• [DATASET]:
§

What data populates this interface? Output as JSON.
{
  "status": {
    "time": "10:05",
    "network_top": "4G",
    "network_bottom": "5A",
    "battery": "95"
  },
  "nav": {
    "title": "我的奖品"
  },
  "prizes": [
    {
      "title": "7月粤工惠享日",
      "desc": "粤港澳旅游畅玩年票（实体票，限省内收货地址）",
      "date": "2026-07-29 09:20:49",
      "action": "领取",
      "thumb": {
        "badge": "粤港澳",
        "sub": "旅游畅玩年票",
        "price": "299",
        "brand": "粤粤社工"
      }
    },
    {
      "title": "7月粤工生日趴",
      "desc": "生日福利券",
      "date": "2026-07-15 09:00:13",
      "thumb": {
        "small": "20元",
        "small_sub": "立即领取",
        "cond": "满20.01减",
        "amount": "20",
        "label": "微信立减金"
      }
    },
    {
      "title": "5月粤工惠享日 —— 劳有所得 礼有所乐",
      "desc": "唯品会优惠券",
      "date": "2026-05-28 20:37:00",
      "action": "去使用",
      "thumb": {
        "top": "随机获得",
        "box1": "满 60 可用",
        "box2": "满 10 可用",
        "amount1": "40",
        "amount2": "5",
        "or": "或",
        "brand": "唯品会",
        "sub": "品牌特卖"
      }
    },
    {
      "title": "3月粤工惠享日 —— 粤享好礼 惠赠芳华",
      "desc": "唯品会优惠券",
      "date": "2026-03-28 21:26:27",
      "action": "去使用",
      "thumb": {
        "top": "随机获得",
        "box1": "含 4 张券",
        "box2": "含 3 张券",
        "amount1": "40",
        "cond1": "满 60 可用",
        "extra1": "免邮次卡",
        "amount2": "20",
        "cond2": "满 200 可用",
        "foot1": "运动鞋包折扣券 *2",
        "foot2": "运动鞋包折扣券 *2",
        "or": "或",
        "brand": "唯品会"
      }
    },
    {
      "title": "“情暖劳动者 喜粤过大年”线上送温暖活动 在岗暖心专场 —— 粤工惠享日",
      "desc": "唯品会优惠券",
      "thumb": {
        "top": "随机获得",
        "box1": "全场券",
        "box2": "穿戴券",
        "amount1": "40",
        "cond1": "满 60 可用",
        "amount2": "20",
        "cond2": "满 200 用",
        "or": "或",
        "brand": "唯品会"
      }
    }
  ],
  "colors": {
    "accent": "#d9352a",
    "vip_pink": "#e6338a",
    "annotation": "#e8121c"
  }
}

§

• [DESCRIPTION OF THE TASK]:
Your task is to quote all of the data word for word.

• [CORRECT RESPONSE]:
What data populates this interface? Output as JSON.
{
  "status": {
    "time": "10:05",
    "network_top": "4G",
    "network_bottom": "5A",
    "battery": "95"
  },
  "nav": {
    "title": "我的奖品"
  },
  "prizes": [
    {
      "title": "7月粤工惠享日",
      "desc": "粤港澳旅游畅玩年票（实体票，限省内收货地址）",
      "date": "2026-07-29 09:20:49",
      "action": "领取",
      "thumb": {
        "badge": "粤港澳",
        "sub": "旅游畅玩年票",
        "price": "299",
        "brand": "粤粤社工"
      }
    },
    {
      "title": "7月粤工生日趴",
      "desc": "生日福利券",
      "date": "2026-07-15 09:00:13",
      "thumb": {
        "small": "20元",
        "small_sub": "立即领取",
        "cond": "满20.01减",
        "amount": "20",
        "label": "微信立减金"
      }
    },
    {
      "title": "5月粤工惠享日 —— 劳有所得 礼有所乐",
      "desc": "唯品会优惠券",
      "date": "2026-05-28 20:37:00",
      "action": "去使用",
      "thumb": {
        "top": "随机获得",
        "box1": "满 60 可用",
        "box2": "满 10 可用",
        "amount1": "40",
        "amount2": "5",
        "or": "或",
        "brand": "唯品会",
        "sub": "品牌特卖"
      }
    },
    {
      "title": "3月粤工惠享日 —— 粤享好礼 惠赠芳华",
      "desc": "唯品会优惠券",
      "date": "2026-03-28 21:26:27",
      "action": "去使用",
      "thumb": {
        "top": "随机获得",
        "box1": "含 4 张券",
        "box2": "含 3 张券",
        "amount1": "40",
        "cond1": "满 60 可用",
        "extra1": "免邮次卡",
        "amount2": "20",
        "cond2": "满 200 可用",
        "foot1": "运动鞋包折扣券 *2",
        "foot2": "运动鞋包折扣券 *2",
        "or": "或",
        "brand": "唯品会"
      }
    },
    {
      "title": "“情暖劳动者 喜粤过大年”线上送温暖活动 在岗暖心专场 —— 粤工惠享日",
      "desc": "唯品会优惠券",
      "thumb": {
        "top": "随机获得",
        "box1": "全场券",
        "box2": "穿戴券",
        "amount1": "40",
        "cond1": "满 60 可用",
        "amount2": "20",
        "cond2": "满 200 用",
        "or": "或",
        "brand": "唯品会"
      }
    }
  ],
  "colors": {
    "accent": "#d9352a",
    "vip_pink": "#e6338a",
    "annotation": "#e8121c"
  }
}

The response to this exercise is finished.